Иосиф Бродский: труды и дни - Страница 20

Изменить размер шрифта:

— Да, да. Вот она, вот они.

— Эта сцена у меня как перед глазами. Из-за контраста. Вы в формальном костюме, а Иосиф в джинсах и в чем-то таком, задрипанном...

— Да, да, я помню. На нем еще галстука не было, туда не пускают без галстука, в этот клуб.

— Вы извинились передо мной, что женщин не пускают.

— Ах да, в этот час, да. После пяти можно.

— Ах вот как. Но это было, к сожалению, днем. Я сказала “ничего, ничего”... Я смотрела вам вслед и, помню, меня поразило, что Иосиф шел такой свободной, почти обыденной походкой, как будто привык невзначай заходить в “Атенеум”.
---
УСЛОВИЕ ЗАДАНИЯ: Какой детали одежды, согласно тексту об Иосифе Бродском, не было на Иосифе, хотя без неё в клуб не пускают?

СОХРАНЁННЫЕ ЗАПИСИ:
---
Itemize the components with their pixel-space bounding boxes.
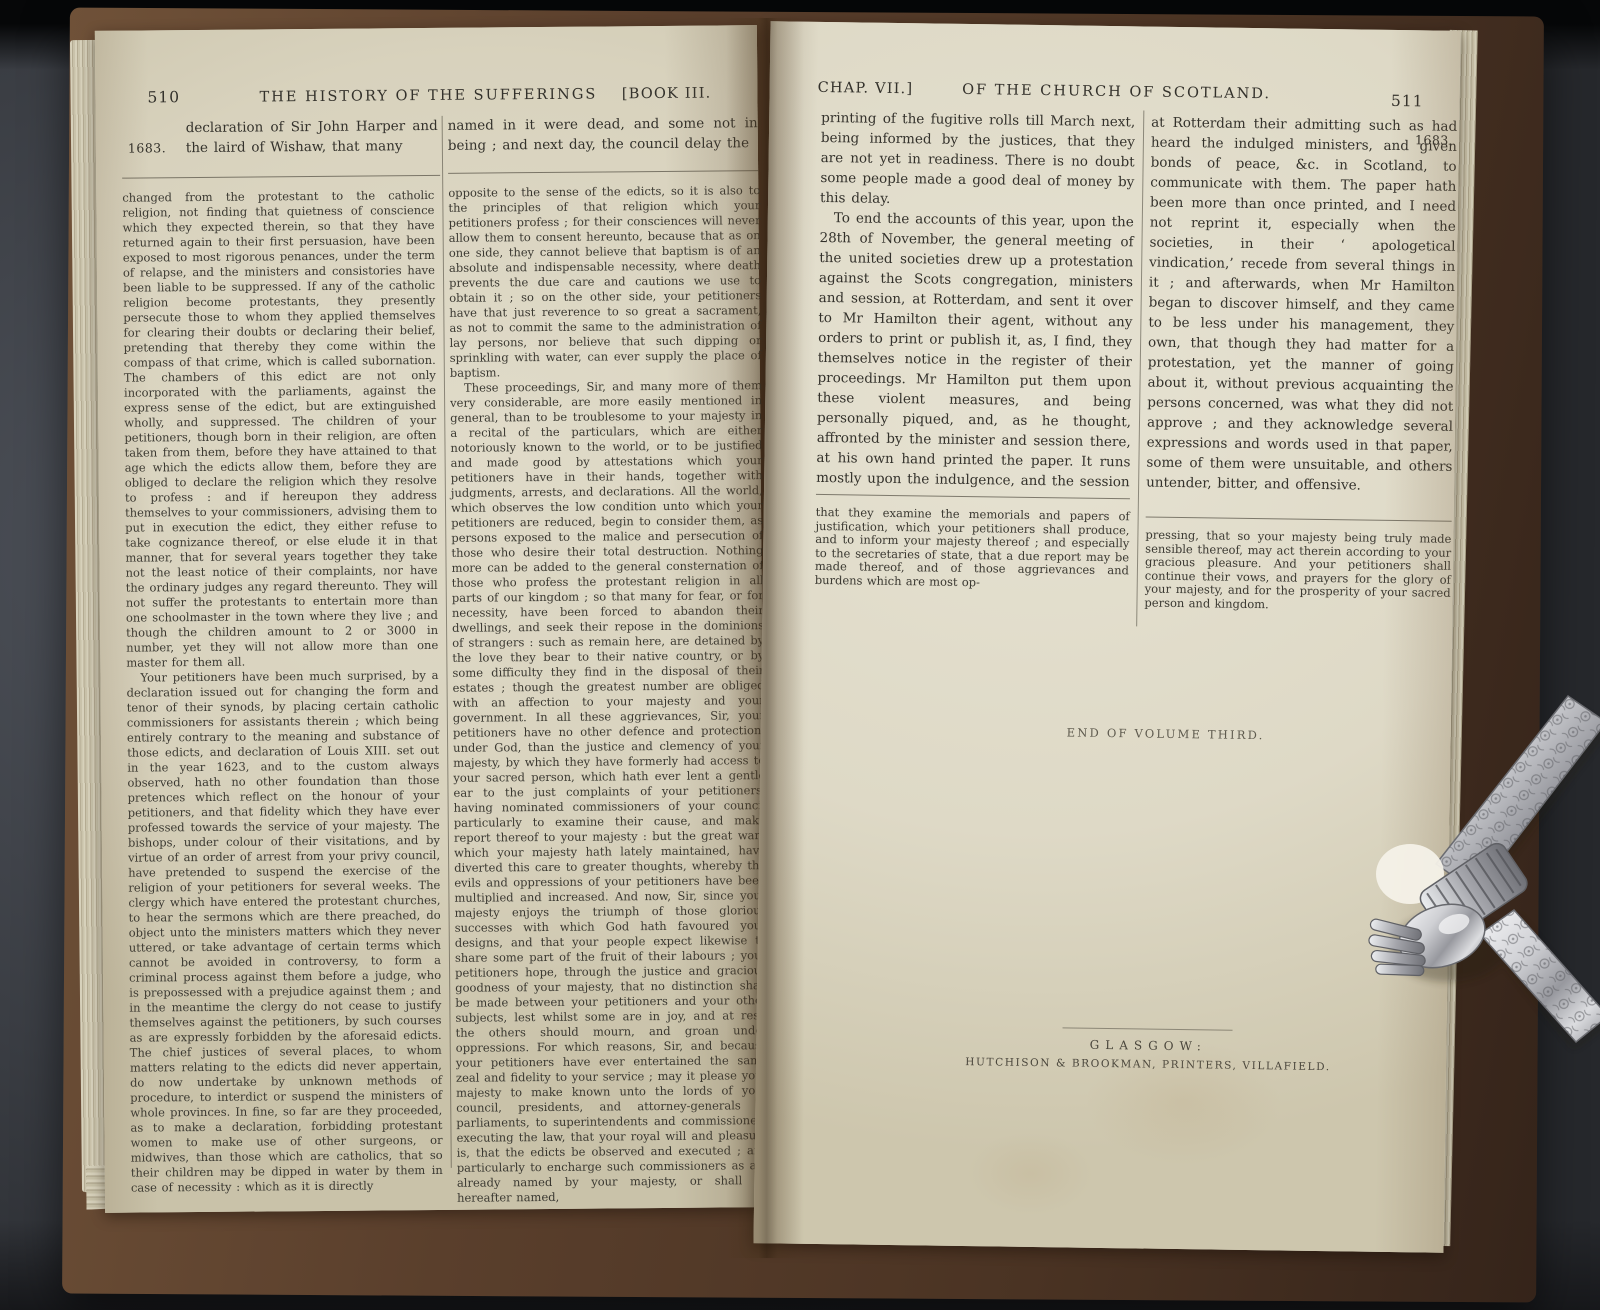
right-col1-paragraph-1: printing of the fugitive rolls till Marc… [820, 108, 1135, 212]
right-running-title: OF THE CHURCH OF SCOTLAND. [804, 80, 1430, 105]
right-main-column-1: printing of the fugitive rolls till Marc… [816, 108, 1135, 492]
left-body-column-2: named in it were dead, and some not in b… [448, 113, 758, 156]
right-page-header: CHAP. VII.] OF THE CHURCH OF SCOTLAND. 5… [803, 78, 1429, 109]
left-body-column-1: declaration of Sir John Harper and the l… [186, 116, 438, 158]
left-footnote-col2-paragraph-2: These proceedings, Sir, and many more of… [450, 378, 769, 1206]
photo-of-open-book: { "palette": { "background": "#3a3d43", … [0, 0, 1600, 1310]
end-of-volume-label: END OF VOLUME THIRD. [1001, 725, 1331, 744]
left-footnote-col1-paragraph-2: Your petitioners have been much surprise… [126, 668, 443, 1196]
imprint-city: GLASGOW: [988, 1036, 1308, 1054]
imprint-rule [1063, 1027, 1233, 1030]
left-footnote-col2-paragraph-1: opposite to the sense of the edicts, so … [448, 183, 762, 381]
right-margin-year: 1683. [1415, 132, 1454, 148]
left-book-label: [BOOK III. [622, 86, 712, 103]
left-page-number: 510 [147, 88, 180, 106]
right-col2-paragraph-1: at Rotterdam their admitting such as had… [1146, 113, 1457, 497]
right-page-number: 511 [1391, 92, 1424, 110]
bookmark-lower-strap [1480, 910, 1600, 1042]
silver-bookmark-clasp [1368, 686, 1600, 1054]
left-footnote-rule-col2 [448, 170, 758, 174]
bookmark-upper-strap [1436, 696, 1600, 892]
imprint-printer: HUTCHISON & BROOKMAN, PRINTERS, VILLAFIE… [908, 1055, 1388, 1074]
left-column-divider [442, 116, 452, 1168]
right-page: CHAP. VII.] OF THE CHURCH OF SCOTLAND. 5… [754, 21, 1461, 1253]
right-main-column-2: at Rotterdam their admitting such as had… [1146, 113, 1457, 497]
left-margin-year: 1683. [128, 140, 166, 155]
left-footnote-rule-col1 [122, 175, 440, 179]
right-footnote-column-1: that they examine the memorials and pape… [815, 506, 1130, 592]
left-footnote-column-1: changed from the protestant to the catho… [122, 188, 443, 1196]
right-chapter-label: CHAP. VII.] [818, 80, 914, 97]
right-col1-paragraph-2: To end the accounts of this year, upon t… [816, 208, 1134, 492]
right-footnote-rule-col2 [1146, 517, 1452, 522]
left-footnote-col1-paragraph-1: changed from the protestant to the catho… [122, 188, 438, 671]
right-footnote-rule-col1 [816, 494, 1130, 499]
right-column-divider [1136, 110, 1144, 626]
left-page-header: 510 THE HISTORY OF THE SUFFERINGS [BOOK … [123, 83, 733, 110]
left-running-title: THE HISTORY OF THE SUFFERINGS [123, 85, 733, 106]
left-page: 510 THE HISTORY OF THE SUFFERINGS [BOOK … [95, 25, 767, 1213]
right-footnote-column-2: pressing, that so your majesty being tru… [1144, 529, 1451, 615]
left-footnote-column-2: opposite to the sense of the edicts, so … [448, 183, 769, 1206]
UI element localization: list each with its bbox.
---
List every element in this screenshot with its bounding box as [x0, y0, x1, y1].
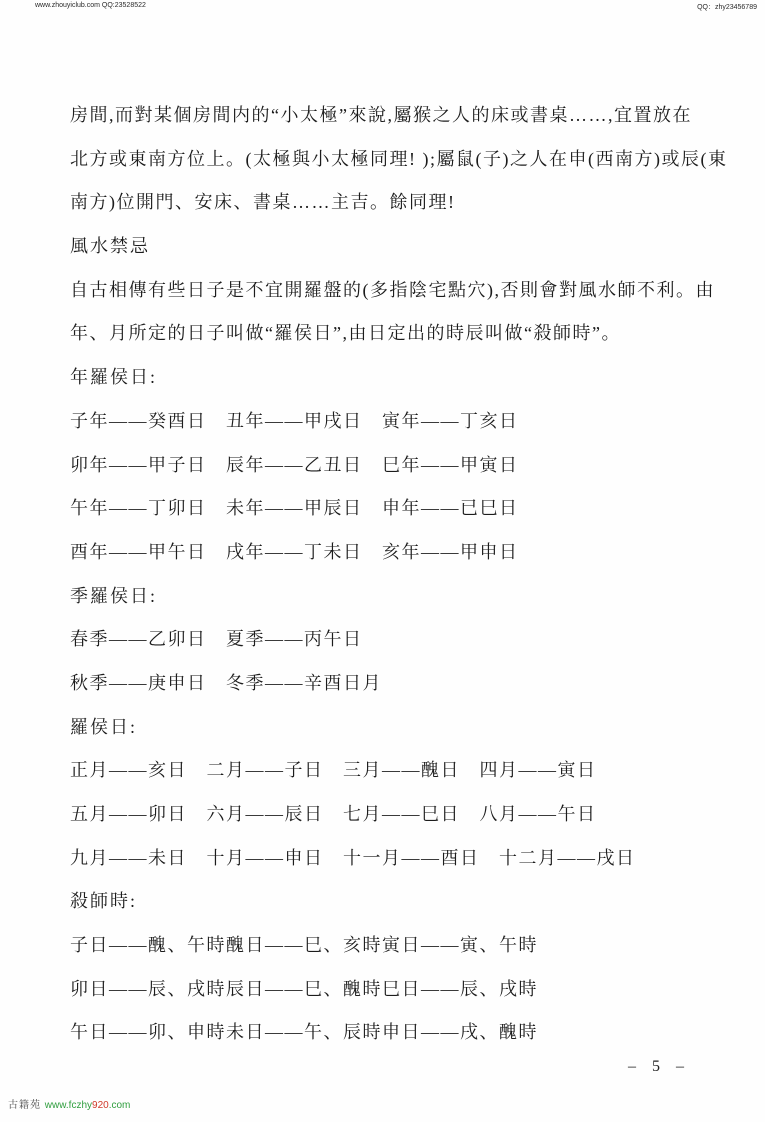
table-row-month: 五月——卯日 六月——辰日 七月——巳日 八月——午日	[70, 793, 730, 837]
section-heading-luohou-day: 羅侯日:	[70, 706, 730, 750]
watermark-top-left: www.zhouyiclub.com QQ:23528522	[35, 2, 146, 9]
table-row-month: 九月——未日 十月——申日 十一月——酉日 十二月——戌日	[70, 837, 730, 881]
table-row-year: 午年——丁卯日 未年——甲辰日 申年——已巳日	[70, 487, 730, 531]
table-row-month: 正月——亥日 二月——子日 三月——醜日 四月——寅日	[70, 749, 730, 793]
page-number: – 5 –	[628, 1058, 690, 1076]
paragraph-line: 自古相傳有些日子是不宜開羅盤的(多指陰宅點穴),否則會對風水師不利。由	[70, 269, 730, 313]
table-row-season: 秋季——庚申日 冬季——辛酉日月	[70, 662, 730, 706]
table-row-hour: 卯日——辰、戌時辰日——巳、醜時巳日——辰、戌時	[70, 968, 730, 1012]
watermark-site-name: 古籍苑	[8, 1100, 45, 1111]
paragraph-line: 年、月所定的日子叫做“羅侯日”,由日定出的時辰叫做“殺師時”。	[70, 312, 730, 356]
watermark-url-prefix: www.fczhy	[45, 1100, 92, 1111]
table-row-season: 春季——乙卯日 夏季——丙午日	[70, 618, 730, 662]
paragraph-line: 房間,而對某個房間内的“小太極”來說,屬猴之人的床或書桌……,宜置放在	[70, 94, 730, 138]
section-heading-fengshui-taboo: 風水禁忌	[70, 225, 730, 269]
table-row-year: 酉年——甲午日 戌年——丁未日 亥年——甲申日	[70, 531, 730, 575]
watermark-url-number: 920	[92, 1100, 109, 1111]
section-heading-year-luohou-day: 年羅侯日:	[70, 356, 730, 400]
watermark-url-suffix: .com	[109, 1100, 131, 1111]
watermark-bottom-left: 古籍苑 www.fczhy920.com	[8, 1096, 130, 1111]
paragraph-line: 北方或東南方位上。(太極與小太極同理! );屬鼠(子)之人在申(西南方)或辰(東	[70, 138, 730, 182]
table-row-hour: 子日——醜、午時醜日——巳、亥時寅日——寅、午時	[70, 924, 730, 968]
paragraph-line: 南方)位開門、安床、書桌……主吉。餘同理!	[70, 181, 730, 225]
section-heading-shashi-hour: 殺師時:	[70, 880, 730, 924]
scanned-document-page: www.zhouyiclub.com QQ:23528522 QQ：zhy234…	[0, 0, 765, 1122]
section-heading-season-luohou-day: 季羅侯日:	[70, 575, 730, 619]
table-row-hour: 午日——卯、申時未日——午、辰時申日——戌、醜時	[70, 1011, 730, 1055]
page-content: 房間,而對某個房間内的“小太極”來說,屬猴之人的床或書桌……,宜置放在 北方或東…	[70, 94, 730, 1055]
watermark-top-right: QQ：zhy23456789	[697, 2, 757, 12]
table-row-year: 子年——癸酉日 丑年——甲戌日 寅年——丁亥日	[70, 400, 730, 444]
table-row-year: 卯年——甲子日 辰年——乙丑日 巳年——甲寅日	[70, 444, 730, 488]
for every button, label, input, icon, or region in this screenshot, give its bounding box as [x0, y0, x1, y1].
---
ОТВЕТ: На нём не было галстука.